= Ad tracking =

In-market research of a brand's performance

Ad tracking, also known as post-testing or ad effectiveness tracking, is in-market research that monitors a brand’s performance including brand and advertising awareness, product trial and usage, and attitudes about the brand versus their competition.

Depending on the speed of the purchase cycle in the category, tracking can be done continuously (a few interviews every week) or it can be “pulsed,” with interviews conducted in widely spaced waves (for example, every three or six months). Interviews can either be conducted with separate, matched samples of consumers, or with a single (longitudinal) panel that is interviewed over time.

Since the researcher has information on when the ads launched, the length of each advertising flight, the money spent, and when the interviews were conducted, the results of ad tracking can provide information on the effects of advertising.

==Purpose==
The purpose of ad tracking is generally to provide a measure of the combined effect of the media weight or spending level, the effectiveness of the media buy or targeting, and the quality of the advertising executions or creative.

Advertisers use the results of ad tracking to estimate the return on investment (ROI) of advertising, and to refine advertising plans. Sometimes, tracking data are used to provide inputs to Marketing Mix Models which marketing science statisticians build to estimate the role of advertising, as compared to pricing, distribution and other marketplace variables on sales of the brand.

• [Short task]:
Answer these about the ad tracking text:
1. What two other names does ad tracking go by?
2. When tracking is "pulsed," how far apart might the interview waves be?
3. In Marketing Mix Models, which marketplace variables is the role of advertising compared against?

• [Raw records]:
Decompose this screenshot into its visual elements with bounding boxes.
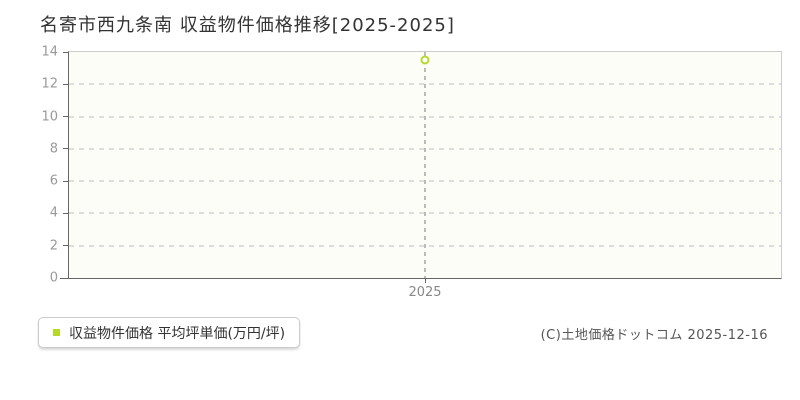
--
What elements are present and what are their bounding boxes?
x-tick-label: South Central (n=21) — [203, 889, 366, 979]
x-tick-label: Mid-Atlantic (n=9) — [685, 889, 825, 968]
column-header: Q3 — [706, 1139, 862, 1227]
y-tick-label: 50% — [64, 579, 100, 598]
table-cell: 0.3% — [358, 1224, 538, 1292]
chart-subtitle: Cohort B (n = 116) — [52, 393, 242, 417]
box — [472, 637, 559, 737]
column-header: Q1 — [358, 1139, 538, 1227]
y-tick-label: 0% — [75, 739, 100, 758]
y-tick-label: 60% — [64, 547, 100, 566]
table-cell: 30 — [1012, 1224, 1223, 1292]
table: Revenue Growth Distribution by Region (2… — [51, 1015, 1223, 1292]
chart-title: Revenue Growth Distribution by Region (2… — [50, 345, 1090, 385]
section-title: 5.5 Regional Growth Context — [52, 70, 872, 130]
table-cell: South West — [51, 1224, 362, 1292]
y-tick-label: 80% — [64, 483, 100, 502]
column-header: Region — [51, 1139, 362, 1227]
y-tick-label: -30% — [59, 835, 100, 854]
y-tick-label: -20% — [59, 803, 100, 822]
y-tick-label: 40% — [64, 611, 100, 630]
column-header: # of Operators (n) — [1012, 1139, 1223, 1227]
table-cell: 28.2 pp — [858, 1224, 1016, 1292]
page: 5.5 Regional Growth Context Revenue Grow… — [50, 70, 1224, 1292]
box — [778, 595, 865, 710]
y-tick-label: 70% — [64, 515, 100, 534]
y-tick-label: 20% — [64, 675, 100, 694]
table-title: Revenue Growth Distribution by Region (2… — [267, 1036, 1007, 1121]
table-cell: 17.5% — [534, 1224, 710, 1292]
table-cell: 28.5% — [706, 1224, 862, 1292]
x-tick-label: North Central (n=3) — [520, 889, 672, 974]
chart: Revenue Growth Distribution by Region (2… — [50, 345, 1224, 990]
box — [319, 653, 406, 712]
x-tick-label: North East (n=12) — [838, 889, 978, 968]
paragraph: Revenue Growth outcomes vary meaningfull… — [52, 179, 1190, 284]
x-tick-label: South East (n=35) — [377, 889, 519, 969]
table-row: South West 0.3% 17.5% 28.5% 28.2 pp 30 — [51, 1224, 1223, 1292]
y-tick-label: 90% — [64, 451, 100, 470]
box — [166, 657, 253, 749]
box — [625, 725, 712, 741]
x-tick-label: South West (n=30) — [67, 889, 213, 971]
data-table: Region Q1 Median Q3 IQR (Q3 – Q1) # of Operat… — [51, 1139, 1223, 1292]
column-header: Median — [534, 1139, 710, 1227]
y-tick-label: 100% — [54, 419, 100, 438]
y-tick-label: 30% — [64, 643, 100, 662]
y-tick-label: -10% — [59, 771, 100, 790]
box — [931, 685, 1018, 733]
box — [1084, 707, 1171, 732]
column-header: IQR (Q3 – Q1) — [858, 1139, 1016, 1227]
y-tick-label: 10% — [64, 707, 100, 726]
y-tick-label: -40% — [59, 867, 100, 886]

• [Written answer]:
1. Post-testing and ad effectiveness tracking.
2. They are widely spaced, for example every three or six months.
3. Pricing, distribution and other marketplace variables.